**WHAT YOU ARE ASKED TO DO:**
Write out the data again in full, exactly as it reads.
BEGIN RAW RECORDS
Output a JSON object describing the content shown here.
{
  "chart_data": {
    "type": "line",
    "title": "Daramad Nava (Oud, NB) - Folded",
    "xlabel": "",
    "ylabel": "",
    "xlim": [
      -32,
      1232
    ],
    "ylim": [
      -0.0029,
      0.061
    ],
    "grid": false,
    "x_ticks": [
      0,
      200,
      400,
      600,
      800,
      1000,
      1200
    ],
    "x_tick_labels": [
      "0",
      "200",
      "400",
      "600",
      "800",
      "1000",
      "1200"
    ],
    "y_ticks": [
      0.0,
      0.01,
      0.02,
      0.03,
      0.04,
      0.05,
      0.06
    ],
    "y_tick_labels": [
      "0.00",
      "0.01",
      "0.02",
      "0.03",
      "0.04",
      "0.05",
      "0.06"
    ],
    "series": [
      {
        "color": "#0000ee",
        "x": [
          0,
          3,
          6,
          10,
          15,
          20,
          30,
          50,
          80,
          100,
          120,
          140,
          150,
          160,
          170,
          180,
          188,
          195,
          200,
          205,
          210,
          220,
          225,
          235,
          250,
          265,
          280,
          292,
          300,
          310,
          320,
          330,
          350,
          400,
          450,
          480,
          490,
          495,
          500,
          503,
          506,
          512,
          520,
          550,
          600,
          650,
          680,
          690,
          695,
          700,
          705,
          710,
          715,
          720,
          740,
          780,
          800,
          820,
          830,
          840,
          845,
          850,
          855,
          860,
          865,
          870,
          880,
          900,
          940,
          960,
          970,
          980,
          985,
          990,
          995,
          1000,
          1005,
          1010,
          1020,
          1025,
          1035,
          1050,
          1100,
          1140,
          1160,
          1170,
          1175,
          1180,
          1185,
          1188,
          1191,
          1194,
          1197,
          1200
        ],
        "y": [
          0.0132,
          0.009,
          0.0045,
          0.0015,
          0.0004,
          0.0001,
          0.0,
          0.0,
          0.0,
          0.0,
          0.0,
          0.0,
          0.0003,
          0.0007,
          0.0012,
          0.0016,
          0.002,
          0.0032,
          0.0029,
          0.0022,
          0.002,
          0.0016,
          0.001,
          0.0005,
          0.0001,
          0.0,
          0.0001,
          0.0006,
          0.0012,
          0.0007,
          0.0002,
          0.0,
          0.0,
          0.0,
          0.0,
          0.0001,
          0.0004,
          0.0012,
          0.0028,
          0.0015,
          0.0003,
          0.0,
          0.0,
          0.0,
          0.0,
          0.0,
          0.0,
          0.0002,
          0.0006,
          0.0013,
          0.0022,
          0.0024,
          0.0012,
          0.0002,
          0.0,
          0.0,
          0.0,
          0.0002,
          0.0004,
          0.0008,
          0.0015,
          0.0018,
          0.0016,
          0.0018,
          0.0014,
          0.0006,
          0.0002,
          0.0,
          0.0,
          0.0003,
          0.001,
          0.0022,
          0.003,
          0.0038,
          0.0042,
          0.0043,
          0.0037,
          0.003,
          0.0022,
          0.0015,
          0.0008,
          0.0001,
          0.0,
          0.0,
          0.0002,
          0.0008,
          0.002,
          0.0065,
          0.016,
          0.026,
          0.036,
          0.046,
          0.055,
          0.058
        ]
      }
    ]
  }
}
END RAW RECORDS
**WRITTEN SOLUTION:**
Output a JSON object describing the content shown here.
{
  "chart_data": {
    "type": "line",
    "title": "Daramad Nava (Oud, NB) - Folded",
    "xlabel": "",
    "ylabel": "",
    "xlim": [
      -32,
      1232
    ],
    "ylim": [
      -0.0029,
      0.061
    ],
    "grid": false,
    "x_ticks": [
      0,
      200,
      400,
      600,
      800,
      1000,
      1200
    ],
    "x_tick_labels": [
      "0",
      "200",
      "400",
      "600",
      "800",
      "1000",
      "1200"
    ],
    "y_ticks": [
      0.0,
      0.01,
      0.02,
      0.03,
      0.04,
      0.05,
      0.06
    ],
    "y_tick_labels": [
      "0.00",
      "0.01",
      "0.02",
      "0.03",
      "0.04",
      "0.05",
      "0.06"
    ],
    "series": [
      {
        "color": "#0000ee",
        "x": [
          0,
          3,
          6,
          10,
          15,
          20,
          30,
          50,
          80,
          100,
          120,
          140,
          150,
          160,
          170,
          180,
          188,
          195,
          200,
          205,
          210,
          220,
          225,
          235,
          250,
          265,
          280,
          292,
          300,
          310,
          320,
          330,
          350,
          400,
          450,
          480,
          490,
          495,
          500,
          503,
          506,
          512,
          520,
          550,
          600,
          650,
          680,
          690,
          695,
          700,
          705,
          710,
          715,
          720,
          740,
          780,
          800,
          820,
          830,
          840,
          845,
          850,
          855,
          860,
          865,
          870,
          880,
          900,
          940,
          960,
          970,
          980,
          985,
          990,
          995,
          1000,
          1005,
          1010,
          1020,
          1025,
          1035,
          1050,
          1100,
          1140,
          1160,
          1170,
          1175,
          1180,
          1185,
          1188,
          1191,
          1194,
          1197,
          1200
        ],
        "y": [
          0.0132,
          0.009,
          0.0045,
          0.0015,
          0.0004,
          0.0001,
          0.0,
          0.0,
          0.0,
          0.0,
          0.0,
          0.0,
          0.0003,
          0.0007,
          0.0012,
          0.0016,
          0.002,
          0.0032,
          0.0029,
          0.0022,
          0.002,
          0.0016,
          0.001,
          0.0005,
          0.0001,
          0.0,
          0.0001,
          0.0006,
          0.0012,
          0.0007,
          0.0002,
          0.0,
          0.0,
          0.0,
          0.0,
          0.0001,
          0.0004,
          0.0012,
          0.0028,
          0.0015,
          0.0003,
          0.0,
          0.0,
          0.0,
          0.0,
          0.0,
          0.0,
          0.0002,
          0.0006,
          0.0013,
          0.0022,
          0.0024,
          0.0012,
          0.0002,
          0.0,
          0.0,
          0.0,
          0.0002,
          0.0004,
          0.0008,
          0.0015,
          0.0018,
          0.0016,
          0.0018,
          0.0014,
          0.0006,
          0.0002,
          0.0,
          0.0,
          0.0003,
          0.001,
          0.0022,
          0.003,
          0.0038,
          0.0042,
          0.0043,
          0.0037,
          0.003,
          0.0022,
          0.0015,
          0.0008,
          0.0001,
          0.0,
          0.0,
          0.0002,
          0.0008,
          0.002,
          0.0065,
          0.016,
          0.026,
          0.036,
          0.046,
          0.055,
          0.058
        ]
      }
    ]
  }
}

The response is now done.